Repeat the entries below exactly as they appear, with no pictures.

--------

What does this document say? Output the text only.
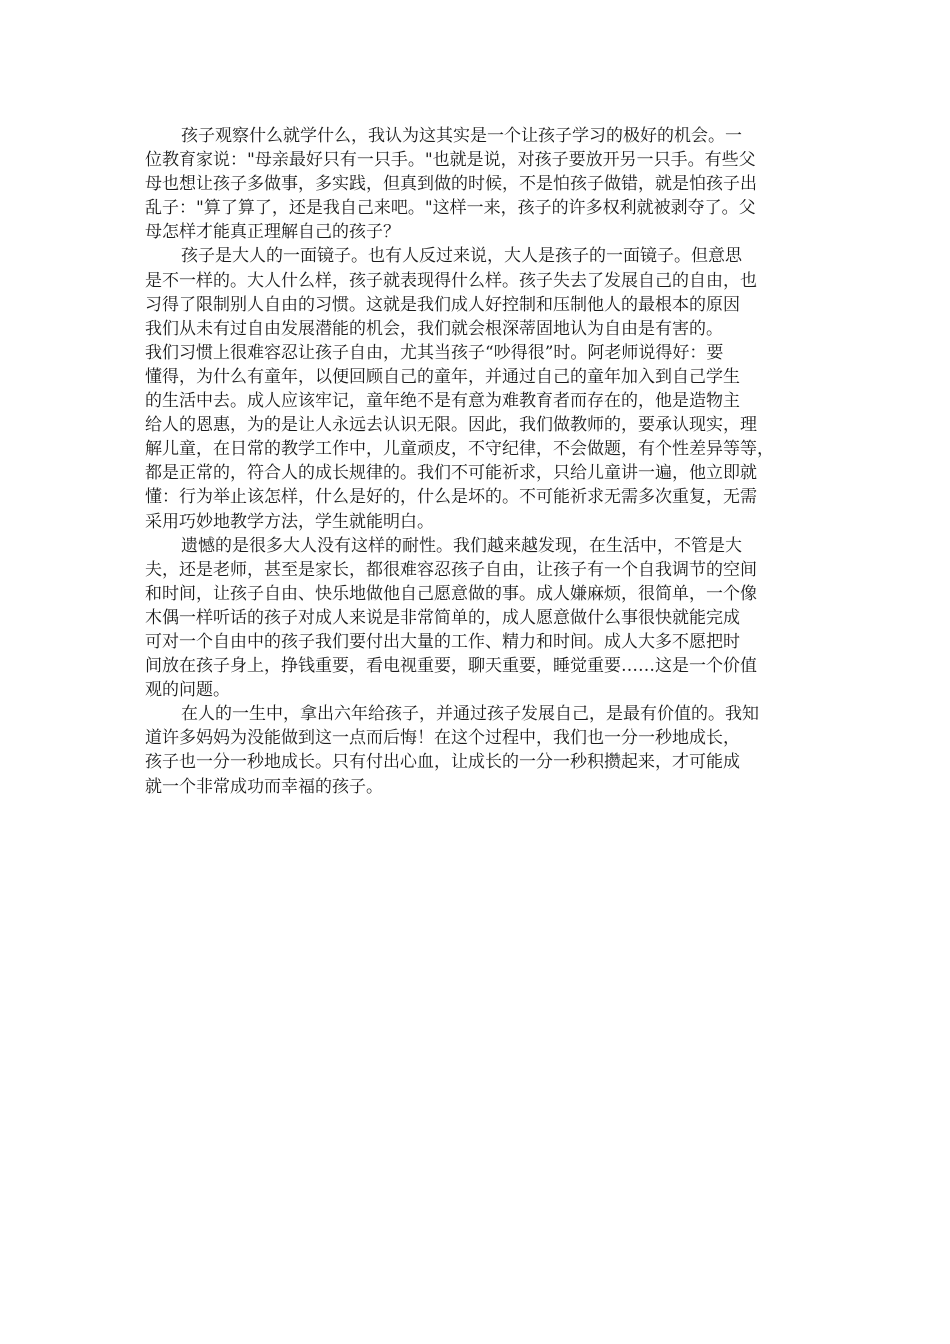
孩子观察什么就学什么，我认为这其实是一个让孩子学习的极好的机会。一
位教育家说："母亲最好只有一只手。"也就是说，对孩子要放开另一只手。有些父
母也想让孩子多做事，多实践，但真到做的时候，不是怕孩子做错，就是怕孩子出
乱子："算了算了，还是我自己来吧。"这样一来，孩子的许多权利就被剥夺了。父
母怎样才能真正理解自己的孩子？
孩子是大人的一面镜子。也有人反过来说，大人是孩子的一面镜子。但意思
是不一样的。大人什么样，孩子就表现得什么样。孩子失去了发展自己的自由，也
习得了限制别人自由的习惯。这就是我们成人好控制和压制他人的最根本的原因
我们从未有过自由发展潜能的机会，我们就会根深蒂固地认为自由是有害的。
我们习惯上很难容忍让孩子自由，尤其当孩子“吵得很”时。阿老师说得好：要
懂得，为什么有童年，以便回顾自己的童年，并通过自己的童年加入到自己学生
的生活中去。成人应该牢记，童年绝不是有意为难教育者而存在的，他是造物主
给人的恩惠，为的是让人永远去认识无限。因此，我们做教师的，要承认现实，理
解儿童，在日常的教学工作中，儿童顽皮，不守纪律，不会做题，有个性差异等等，
都是正常的，符合人的成长规律的。我们不可能祈求，只给儿童讲一遍，他立即就
懂：行为举止该怎样，什么是好的，什么是坏的。不可能祈求无需多次重复，无需
采用巧妙地教学方法，学生就能明白。
遗憾的是很多大人没有这样的耐性。我们越来越发现，在生活中，不管是大
夫，还是老师，甚至是家长，都很难容忍孩子自由，让孩子有一个自我调节的空间
和时间，让孩子自由、快乐地做他自己愿意做的事。成人嫌麻烦，很简单，一个像
木偶一样听话的孩子对成人来说是非常简单的，成人愿意做什么事很快就能完成
可对一个自由中的孩子我们要付出大量的工作、精力和时间。成人大多不愿把时
间放在孩子身上，挣钱重要，看电视重要，聊天重要，睡觉重要……这是一个价值
观的问题。
在人的一生中，拿出六年给孩子，并通过孩子发展自己，是最有价值的。我知
道许多妈妈为没能做到这一点而后悔！在这个过程中，我们也一分一秒地成长，
孩子也一分一秒地成长。只有付出心血，让成长的一分一秒积攒起来，才可能成
就一个非常成功而幸福的孩子。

--------

### CORRECT OUTPUT
What does this document say? Output the text only.
孩子观察什么就学什么，我认为这其实是一个让孩子学习的极好的机会。一
位教育家说："母亲最好只有一只手。"也就是说，对孩子要放开另一只手。有些父
母也想让孩子多做事，多实践，但真到做的时候，不是怕孩子做错，就是怕孩子出
乱子："算了算了，还是我自己来吧。"这样一来，孩子的许多权利就被剥夺了。父
母怎样才能真正理解自己的孩子？
孩子是大人的一面镜子。也有人反过来说，大人是孩子的一面镜子。但意思
是不一样的。大人什么样，孩子就表现得什么样。孩子失去了发展自己的自由，也
习得了限制别人自由的习惯。这就是我们成人好控制和压制他人的最根本的原因
我们从未有过自由发展潜能的机会，我们就会根深蒂固地认为自由是有害的。
我们习惯上很难容忍让孩子自由，尤其当孩子“吵得很”时。阿老师说得好：要
懂得，为什么有童年，以便回顾自己的童年，并通过自己的童年加入到自己学生
的生活中去。成人应该牢记，童年绝不是有意为难教育者而存在的，他是造物主
给人的恩惠，为的是让人永远去认识无限。因此，我们做教师的，要承认现实，理
解儿童，在日常的教学工作中，儿童顽皮，不守纪律，不会做题，有个性差异等等，
都是正常的，符合人的成长规律的。我们不可能祈求，只给儿童讲一遍，他立即就
懂：行为举止该怎样，什么是好的，什么是坏的。不可能祈求无需多次重复，无需
采用巧妙地教学方法，学生就能明白。
遗憾的是很多大人没有这样的耐性。我们越来越发现，在生活中，不管是大
夫，还是老师，甚至是家长，都很难容忍孩子自由，让孩子有一个自我调节的空间
和时间，让孩子自由、快乐地做他自己愿意做的事。成人嫌麻烦，很简单，一个像
木偶一样听话的孩子对成人来说是非常简单的，成人愿意做什么事很快就能完成
可对一个自由中的孩子我们要付出大量的工作、精力和时间。成人大多不愿把时
间放在孩子身上，挣钱重要，看电视重要，聊天重要，睡觉重要……这是一个价值
观的问题。
在人的一生中，拿出六年给孩子，并通过孩子发展自己，是最有价值的。我知
道许多妈妈为没能做到这一点而后悔！在这个过程中，我们也一分一秒地成长，
孩子也一分一秒地成长。只有付出心血，让成长的一分一秒积攒起来，才可能成
就一个非常成功而幸福的孩子。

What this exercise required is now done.